[Objectif de la tâche]: Reproduisez à l'identique chacune des lignes de tous les items ci-dessous.

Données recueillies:
════════════════

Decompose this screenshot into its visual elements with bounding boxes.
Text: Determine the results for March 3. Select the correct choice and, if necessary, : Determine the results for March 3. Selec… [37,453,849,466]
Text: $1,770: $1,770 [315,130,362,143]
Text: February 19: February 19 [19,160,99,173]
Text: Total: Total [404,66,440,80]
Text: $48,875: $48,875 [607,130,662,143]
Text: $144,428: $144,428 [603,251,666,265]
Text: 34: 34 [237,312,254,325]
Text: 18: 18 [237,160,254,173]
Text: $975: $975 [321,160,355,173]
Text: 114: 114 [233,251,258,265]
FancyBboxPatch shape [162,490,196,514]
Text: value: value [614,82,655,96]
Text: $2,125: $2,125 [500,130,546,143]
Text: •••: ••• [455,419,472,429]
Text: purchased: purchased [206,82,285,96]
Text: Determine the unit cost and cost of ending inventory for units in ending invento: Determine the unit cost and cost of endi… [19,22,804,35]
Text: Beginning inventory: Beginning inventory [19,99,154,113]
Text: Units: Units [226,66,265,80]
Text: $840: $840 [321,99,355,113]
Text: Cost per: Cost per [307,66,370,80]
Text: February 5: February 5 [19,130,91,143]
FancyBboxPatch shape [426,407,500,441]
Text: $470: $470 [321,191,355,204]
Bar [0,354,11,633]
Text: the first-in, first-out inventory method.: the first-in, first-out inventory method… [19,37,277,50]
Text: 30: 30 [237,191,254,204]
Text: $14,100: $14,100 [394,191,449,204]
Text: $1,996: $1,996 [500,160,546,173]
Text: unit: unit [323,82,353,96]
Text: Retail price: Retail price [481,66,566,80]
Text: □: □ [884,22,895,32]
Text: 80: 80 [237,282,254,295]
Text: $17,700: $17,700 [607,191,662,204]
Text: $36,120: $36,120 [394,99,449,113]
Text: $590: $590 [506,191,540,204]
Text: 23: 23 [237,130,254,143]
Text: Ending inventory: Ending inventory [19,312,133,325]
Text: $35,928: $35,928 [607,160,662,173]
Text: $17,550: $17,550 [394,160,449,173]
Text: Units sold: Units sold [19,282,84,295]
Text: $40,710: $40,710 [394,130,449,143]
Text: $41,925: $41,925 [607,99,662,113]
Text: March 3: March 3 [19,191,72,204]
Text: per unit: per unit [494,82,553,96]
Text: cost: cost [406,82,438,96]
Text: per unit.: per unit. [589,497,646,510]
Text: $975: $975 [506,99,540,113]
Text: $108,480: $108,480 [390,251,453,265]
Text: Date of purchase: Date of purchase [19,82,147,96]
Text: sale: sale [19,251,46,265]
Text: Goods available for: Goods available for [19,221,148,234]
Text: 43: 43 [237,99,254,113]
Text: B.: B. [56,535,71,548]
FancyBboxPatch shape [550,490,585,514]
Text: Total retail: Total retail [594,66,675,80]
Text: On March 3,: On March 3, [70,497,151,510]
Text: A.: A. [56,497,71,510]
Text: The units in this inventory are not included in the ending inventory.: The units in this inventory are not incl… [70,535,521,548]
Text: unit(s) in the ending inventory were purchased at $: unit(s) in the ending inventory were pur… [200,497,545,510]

════════════════

[Réponse ci-dessous]:
Decompose this screenshot into its visual elements with bounding boxes.
Text: Determine the results for March 3. Select the correct choice and, if necessary, : Determine the results for March 3. Selec… [37,453,849,466]
Text: $1,770: $1,770 [315,130,362,143]
Text: February 19: February 19 [19,160,99,173]
Text: Total: Total [404,66,440,80]
Text: $48,875: $48,875 [607,130,662,143]
Text: $144,428: $144,428 [603,251,666,265]
Text: 34: 34 [237,312,254,325]
Text: 18: 18 [237,160,254,173]
Text: $975: $975 [321,160,355,173]
Text: 114: 114 [233,251,258,265]
FancyBboxPatch shape [162,490,196,514]
Text: value: value [614,82,655,96]
Text: $2,125: $2,125 [500,130,546,143]
Text: •••: ••• [455,419,472,429]
Text: purchased: purchased [206,82,285,96]
Text: Determine the unit cost and cost of ending inventory for units in ending invento: Determine the unit cost and cost of endi… [19,22,804,35]
Text: Beginning inventory: Beginning inventory [19,99,154,113]
Text: Units: Units [226,66,265,80]
Text: $840: $840 [321,99,355,113]
Text: Cost per: Cost per [307,66,370,80]
Text: February 5: February 5 [19,130,91,143]
FancyBboxPatch shape [426,407,500,441]
Text: $470: $470 [321,191,355,204]
Bar [0,354,11,633]
Text: the first-in, first-out inventory method.: the first-in, first-out inventory method… [19,37,277,50]
Text: 30: 30 [237,191,254,204]
Text: $14,100: $14,100 [394,191,449,204]
Text: $1,996: $1,996 [500,160,546,173]
Text: unit: unit [323,82,353,96]
Text: Retail price: Retail price [481,66,566,80]
Text: □: □ [884,22,895,32]
Text: 80: 80 [237,282,254,295]
Text: $17,700: $17,700 [607,191,662,204]
Text: $36,120: $36,120 [394,99,449,113]
Text: $590: $590 [506,191,540,204]
Text: 23: 23 [237,130,254,143]
Text: Ending inventory: Ending inventory [19,312,133,325]
Text: $35,928: $35,928 [607,160,662,173]
Text: $17,550: $17,550 [394,160,449,173]
Text: Units sold: Units sold [19,282,84,295]
Text: $40,710: $40,710 [394,130,449,143]
Text: $41,925: $41,925 [607,99,662,113]
Text: March 3: March 3 [19,191,72,204]
Text: per unit: per unit [494,82,553,96]
Text: cost: cost [406,82,438,96]
Text: per unit.: per unit. [589,497,646,510]
Text: $975: $975 [506,99,540,113]
Text: $108,480: $108,480 [390,251,453,265]
Text: Date of purchase: Date of purchase [19,82,147,96]
Text: sale: sale [19,251,46,265]
Text: Goods available for: Goods available for [19,221,148,234]
Text: 43: 43 [237,99,254,113]
Text: B.: B. [56,535,71,548]
FancyBboxPatch shape [550,490,585,514]
Text: Total retail: Total retail [594,66,675,80]
Text: On March 3,: On March 3, [70,497,151,510]
Text: A.: A. [56,497,71,510]
Text: The units in this inventory are not included in the ending inventory.: The units in this inventory are not incl… [70,535,521,548]
Text: unit(s) in the ending inventory were purchased at $: unit(s) in the ending inventory were pur… [200,497,545,510]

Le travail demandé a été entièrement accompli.